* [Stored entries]
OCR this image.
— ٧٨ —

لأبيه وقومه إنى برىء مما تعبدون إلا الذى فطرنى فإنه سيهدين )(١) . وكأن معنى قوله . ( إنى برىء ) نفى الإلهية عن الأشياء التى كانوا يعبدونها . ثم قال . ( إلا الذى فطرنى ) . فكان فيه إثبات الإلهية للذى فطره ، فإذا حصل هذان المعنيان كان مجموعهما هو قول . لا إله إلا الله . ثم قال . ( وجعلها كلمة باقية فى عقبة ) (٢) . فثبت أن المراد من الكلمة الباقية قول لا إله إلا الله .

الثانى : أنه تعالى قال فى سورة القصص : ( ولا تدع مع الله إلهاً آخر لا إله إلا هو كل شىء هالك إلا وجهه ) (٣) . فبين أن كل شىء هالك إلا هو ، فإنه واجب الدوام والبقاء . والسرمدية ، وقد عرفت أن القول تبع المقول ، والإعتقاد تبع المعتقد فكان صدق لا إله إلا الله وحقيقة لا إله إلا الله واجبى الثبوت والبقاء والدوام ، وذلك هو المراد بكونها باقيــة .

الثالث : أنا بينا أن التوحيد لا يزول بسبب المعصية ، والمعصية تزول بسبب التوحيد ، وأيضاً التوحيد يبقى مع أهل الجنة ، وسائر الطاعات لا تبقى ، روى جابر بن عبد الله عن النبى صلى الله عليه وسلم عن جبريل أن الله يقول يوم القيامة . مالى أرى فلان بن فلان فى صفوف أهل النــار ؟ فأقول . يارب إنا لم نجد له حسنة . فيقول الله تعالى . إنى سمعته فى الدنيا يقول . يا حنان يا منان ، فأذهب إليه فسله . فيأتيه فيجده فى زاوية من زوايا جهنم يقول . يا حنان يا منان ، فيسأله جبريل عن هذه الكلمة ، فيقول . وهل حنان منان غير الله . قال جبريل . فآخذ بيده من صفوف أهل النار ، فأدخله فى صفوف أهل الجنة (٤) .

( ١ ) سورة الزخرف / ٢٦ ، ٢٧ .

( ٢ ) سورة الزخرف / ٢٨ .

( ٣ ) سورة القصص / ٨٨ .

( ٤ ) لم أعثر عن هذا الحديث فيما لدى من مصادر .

* [THE EXERCISE] Using the data above, print every record exactly as shown.

* [WRITTEN RESPONSE]
OCR this image.
— ٧٨ —

لأبيه وقومه إنى برىء مما تعبدون إلا الذى فطرنى فإنه سيهدين )(١) . وكأن معنى قوله . ( إنى برىء ) نفى الإلهية عن الأشياء التى كانوا يعبدونها . ثم قال . ( إلا الذى فطرنى ) . فكان فيه إثبات الإلهية للذى فطره ، فإذا حصل هذان المعنيان كان مجموعهما هو قول . لا إله إلا الله . ثم قال . ( وجعلها كلمة باقية فى عقبة ) (٢) . فثبت أن المراد من الكلمة الباقية قول لا إله إلا الله .

الثانى : أنه تعالى قال فى سورة القصص : ( ولا تدع مع الله إلهاً آخر لا إله إلا هو كل شىء هالك إلا وجهه ) (٣) . فبين أن كل شىء هالك إلا هو ، فإنه واجب الدوام والبقاء . والسرمدية ، وقد عرفت أن القول تبع المقول ، والإعتقاد تبع المعتقد فكان صدق لا إله إلا الله وحقيقة لا إله إلا الله واجبى الثبوت والبقاء والدوام ، وذلك هو المراد بكونها باقيــة .

الثالث : أنا بينا أن التوحيد لا يزول بسبب المعصية ، والمعصية تزول بسبب التوحيد ، وأيضاً التوحيد يبقى مع أهل الجنة ، وسائر الطاعات لا تبقى ، روى جابر بن عبد الله عن النبى صلى الله عليه وسلم عن جبريل أن الله يقول يوم القيامة . مالى أرى فلان بن فلان فى صفوف أهل النــار ؟ فأقول . يارب إنا لم نجد له حسنة . فيقول الله تعالى . إنى سمعته فى الدنيا يقول . يا حنان يا منان ، فأذهب إليه فسله . فيأتيه فيجده فى زاوية من زوايا جهنم يقول . يا حنان يا منان ، فيسأله جبريل عن هذه الكلمة ، فيقول . وهل حنان منان غير الله . قال جبريل . فآخذ بيده من صفوف أهل النار ، فأدخله فى صفوف أهل الجنة (٤) .

( ١ ) سورة الزخرف / ٢٦ ، ٢٧ .

( ٢ ) سورة الزخرف / ٢٨ .

( ٣ ) سورة القصص / ٨٨ .

( ٤ ) لم أعثر عن هذا الحديث فيما لدى من مصادر .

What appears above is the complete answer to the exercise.